▶ Task objective
Each record below should be given again exactly as it reads.

[Transcript data for document pages]

☆ ☆ ☆

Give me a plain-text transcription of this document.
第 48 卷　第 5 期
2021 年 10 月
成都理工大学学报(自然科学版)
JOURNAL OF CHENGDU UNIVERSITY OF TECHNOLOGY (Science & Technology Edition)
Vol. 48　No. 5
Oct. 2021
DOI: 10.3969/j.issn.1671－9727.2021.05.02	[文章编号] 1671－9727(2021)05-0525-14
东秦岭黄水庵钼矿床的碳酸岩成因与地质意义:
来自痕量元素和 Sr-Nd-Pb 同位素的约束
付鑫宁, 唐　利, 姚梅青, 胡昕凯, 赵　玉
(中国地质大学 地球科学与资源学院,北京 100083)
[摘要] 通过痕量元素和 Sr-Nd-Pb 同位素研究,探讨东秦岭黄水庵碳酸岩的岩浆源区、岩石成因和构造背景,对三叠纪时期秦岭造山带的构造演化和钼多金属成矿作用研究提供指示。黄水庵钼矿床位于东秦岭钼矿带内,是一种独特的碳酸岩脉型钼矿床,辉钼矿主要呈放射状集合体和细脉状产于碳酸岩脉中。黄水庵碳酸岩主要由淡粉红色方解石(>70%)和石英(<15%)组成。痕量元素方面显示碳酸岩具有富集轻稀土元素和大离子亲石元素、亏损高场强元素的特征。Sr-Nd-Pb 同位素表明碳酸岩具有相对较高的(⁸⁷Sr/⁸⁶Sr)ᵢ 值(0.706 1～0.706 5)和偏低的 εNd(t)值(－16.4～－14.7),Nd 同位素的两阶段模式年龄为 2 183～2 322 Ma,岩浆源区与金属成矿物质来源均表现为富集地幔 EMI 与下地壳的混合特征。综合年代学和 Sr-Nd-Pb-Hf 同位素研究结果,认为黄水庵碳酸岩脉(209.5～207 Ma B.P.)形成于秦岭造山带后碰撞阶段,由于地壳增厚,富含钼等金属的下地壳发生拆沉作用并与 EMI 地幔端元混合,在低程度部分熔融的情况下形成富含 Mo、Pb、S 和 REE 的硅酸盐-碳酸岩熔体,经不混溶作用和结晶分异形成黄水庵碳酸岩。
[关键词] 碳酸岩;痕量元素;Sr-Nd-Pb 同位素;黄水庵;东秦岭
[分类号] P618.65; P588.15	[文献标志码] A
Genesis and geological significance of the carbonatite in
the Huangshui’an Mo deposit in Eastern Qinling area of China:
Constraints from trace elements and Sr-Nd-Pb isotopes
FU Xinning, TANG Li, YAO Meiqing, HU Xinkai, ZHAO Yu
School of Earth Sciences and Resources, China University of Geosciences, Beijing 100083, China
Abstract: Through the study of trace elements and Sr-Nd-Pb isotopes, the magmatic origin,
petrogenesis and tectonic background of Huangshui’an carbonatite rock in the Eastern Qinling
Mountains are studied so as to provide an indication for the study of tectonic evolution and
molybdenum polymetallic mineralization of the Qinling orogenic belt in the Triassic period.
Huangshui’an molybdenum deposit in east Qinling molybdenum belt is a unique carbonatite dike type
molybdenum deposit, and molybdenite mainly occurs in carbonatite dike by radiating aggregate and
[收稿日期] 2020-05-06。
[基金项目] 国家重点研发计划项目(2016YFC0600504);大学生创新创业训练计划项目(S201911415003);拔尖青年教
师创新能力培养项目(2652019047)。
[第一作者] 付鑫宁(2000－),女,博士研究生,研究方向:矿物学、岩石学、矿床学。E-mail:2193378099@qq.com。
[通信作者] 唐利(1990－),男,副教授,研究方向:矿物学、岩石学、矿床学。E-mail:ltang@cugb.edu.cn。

☆ ☆ ☆

▶ Your solution
Give me a plain-text transcription of this document.
第 48 卷　第 5 期
2021 年 10 月
成都理工大学学报(自然科学版)
JOURNAL OF CHENGDU UNIVERSITY OF TECHNOLOGY (Science & Technology Edition)
Vol. 48　No. 5
Oct. 2021
DOI: 10.3969/j.issn.1671－9727.2021.05.02	[文章编号] 1671－9727(2021)05-0525-14
东秦岭黄水庵钼矿床的碳酸岩成因与地质意义:
来自痕量元素和 Sr-Nd-Pb 同位素的约束
付鑫宁, 唐　利, 姚梅青, 胡昕凯, 赵　玉
(中国地质大学 地球科学与资源学院,北京 100083)
[摘要] 通过痕量元素和 Sr-Nd-Pb 同位素研究,探讨东秦岭黄水庵碳酸岩的岩浆源区、岩石成因和构造背景,对三叠纪时期秦岭造山带的构造演化和钼多金属成矿作用研究提供指示。黄水庵钼矿床位于东秦岭钼矿带内,是一种独特的碳酸岩脉型钼矿床,辉钼矿主要呈放射状集合体和细脉状产于碳酸岩脉中。黄水庵碳酸岩主要由淡粉红色方解石(>70%)和石英(<15%)组成。痕量元素方面显示碳酸岩具有富集轻稀土元素和大离子亲石元素、亏损高场强元素的特征。Sr-Nd-Pb 同位素表明碳酸岩具有相对较高的(⁸⁷Sr/⁸⁶Sr)ᵢ 值(0.706 1～0.706 5)和偏低的 εNd(t)值(－16.4～－14.7),Nd 同位素的两阶段模式年龄为 2 183～2 322 Ma,岩浆源区与金属成矿物质来源均表现为富集地幔 EMI 与下地壳的混合特征。综合年代学和 Sr-Nd-Pb-Hf 同位素研究结果,认为黄水庵碳酸岩脉(209.5～207 Ma B.P.)形成于秦岭造山带后碰撞阶段,由于地壳增厚,富含钼等金属的下地壳发生拆沉作用并与 EMI 地幔端元混合,在低程度部分熔融的情况下形成富含 Mo、Pb、S 和 REE 的硅酸盐-碳酸岩熔体,经不混溶作用和结晶分异形成黄水庵碳酸岩。
[关键词] 碳酸岩;痕量元素;Sr-Nd-Pb 同位素;黄水庵;东秦岭
[分类号] P618.65; P588.15	[文献标志码] A
Genesis and geological significance of the carbonatite in
the Huangshui’an Mo deposit in Eastern Qinling area of China:
Constraints from trace elements and Sr-Nd-Pb isotopes
FU Xinning, TANG Li, YAO Meiqing, HU Xinkai, ZHAO Yu
School of Earth Sciences and Resources, China University of Geosciences, Beijing 100083, China
Abstract: Through the study of trace elements and Sr-Nd-Pb isotopes, the magmatic origin,
petrogenesis and tectonic background of Huangshui’an carbonatite rock in the Eastern Qinling
Mountains are studied so as to provide an indication for the study of tectonic evolution and
molybdenum polymetallic mineralization of the Qinling orogenic belt in the Triassic period.
Huangshui’an molybdenum deposit in east Qinling molybdenum belt is a unique carbonatite dike type
molybdenum deposit, and molybdenite mainly occurs in carbonatite dike by radiating aggregate and
[收稿日期] 2020-05-06。
[基金项目] 国家重点研发计划项目(2016YFC0600504);大学生创新创业训练计划项目(S201911415003);拔尖青年教
师创新能力培养项目(2652019047)。
[第一作者] 付鑫宁(2000－),女,博士研究生,研究方向:矿物学、岩石学、矿床学。E-mail:2193378099@qq.com。
[通信作者] 唐利(1990－),男,副教授,研究方向:矿物学、岩石学、矿床学。E-mail:ltang@cugb.edu.cn。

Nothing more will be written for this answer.